INSTRUCTIONS FOR THE TASK =
Repeat the listing word for word. No pictures belong in the copy.

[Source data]
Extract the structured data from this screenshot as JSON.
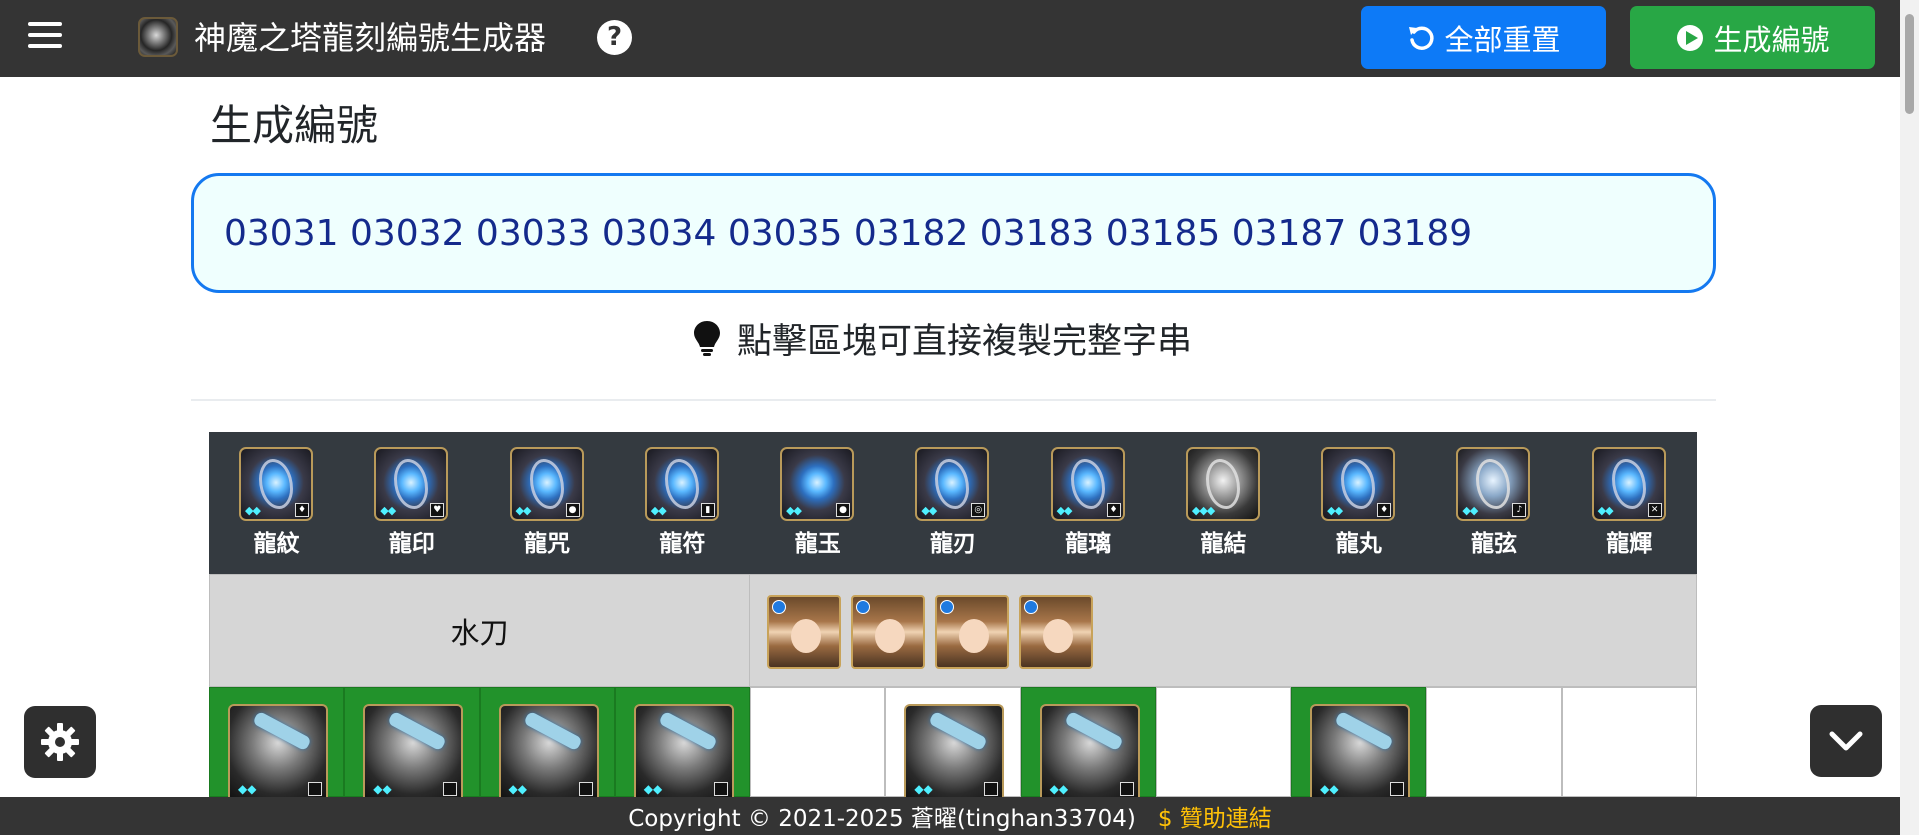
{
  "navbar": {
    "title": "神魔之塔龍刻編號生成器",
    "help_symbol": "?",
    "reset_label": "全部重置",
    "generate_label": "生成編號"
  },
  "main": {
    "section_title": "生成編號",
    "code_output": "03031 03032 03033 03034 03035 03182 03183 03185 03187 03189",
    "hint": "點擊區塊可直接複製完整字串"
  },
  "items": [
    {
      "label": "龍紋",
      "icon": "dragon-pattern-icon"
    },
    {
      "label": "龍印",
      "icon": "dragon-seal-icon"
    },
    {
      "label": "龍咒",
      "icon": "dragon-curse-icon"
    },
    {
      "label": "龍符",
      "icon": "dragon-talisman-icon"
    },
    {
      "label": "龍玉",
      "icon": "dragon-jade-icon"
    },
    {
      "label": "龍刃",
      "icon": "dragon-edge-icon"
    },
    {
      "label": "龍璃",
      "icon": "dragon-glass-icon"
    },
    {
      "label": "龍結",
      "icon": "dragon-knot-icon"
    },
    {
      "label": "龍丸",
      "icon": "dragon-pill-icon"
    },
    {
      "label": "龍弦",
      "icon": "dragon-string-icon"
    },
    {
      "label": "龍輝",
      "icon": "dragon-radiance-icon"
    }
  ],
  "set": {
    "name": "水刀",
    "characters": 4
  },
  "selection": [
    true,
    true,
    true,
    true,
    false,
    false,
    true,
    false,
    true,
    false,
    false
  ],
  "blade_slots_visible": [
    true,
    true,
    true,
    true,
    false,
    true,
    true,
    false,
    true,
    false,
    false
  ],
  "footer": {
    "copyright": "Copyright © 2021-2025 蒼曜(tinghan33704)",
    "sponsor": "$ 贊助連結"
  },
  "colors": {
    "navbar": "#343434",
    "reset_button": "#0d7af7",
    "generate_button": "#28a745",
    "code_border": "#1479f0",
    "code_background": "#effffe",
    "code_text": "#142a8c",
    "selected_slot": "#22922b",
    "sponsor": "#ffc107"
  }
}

RESULT OF THE TASK =
Extract the structured data from this screenshot as JSON.
{
  "navbar": {
    "title": "神魔之塔龍刻編號生成器",
    "help_symbol": "?",
    "reset_label": "全部重置",
    "generate_label": "生成編號"
  },
  "main": {
    "section_title": "生成編號",
    "code_output": "03031 03032 03033 03034 03035 03182 03183 03185 03187 03189",
    "hint": "點擊區塊可直接複製完整字串"
  },
  "items": [
    {
      "label": "龍紋",
      "icon": "dragon-pattern-icon"
    },
    {
      "label": "龍印",
      "icon": "dragon-seal-icon"
    },
    {
      "label": "龍咒",
      "icon": "dragon-curse-icon"
    },
    {
      "label": "龍符",
      "icon": "dragon-talisman-icon"
    },
    {
      "label": "龍玉",
      "icon": "dragon-jade-icon"
    },
    {
      "label": "龍刃",
      "icon": "dragon-edge-icon"
    },
    {
      "label": "龍璃",
      "icon": "dragon-glass-icon"
    },
    {
      "label": "龍結",
      "icon": "dragon-knot-icon"
    },
    {
      "label": "龍丸",
      "icon": "dragon-pill-icon"
    },
    {
      "label": "龍弦",
      "icon": "dragon-string-icon"
    },
    {
      "label": "龍輝",
      "icon": "dragon-radiance-icon"
    }
  ],
  "set": {
    "name": "水刀",
    "characters": 4
  },
  "selection": [
    true,
    true,
    true,
    true,
    false,
    false,
    true,
    false,
    true,
    false,
    false
  ],
  "blade_slots_visible": [
    true,
    true,
    true,
    true,
    false,
    true,
    true,
    false,
    true,
    false,
    false
  ],
  "footer": {
    "copyright": "Copyright © 2021-2025 蒼曜(tinghan33704)",
    "sponsor": "$ 贊助連結"
  },
  "colors": {
    "navbar": "#343434",
    "reset_button": "#0d7af7",
    "generate_button": "#28a745",
    "code_border": "#1479f0",
    "code_background": "#effffe",
    "code_text": "#142a8c",
    "selected_slot": "#22922b",
    "sponsor": "#ffc107"
  }
}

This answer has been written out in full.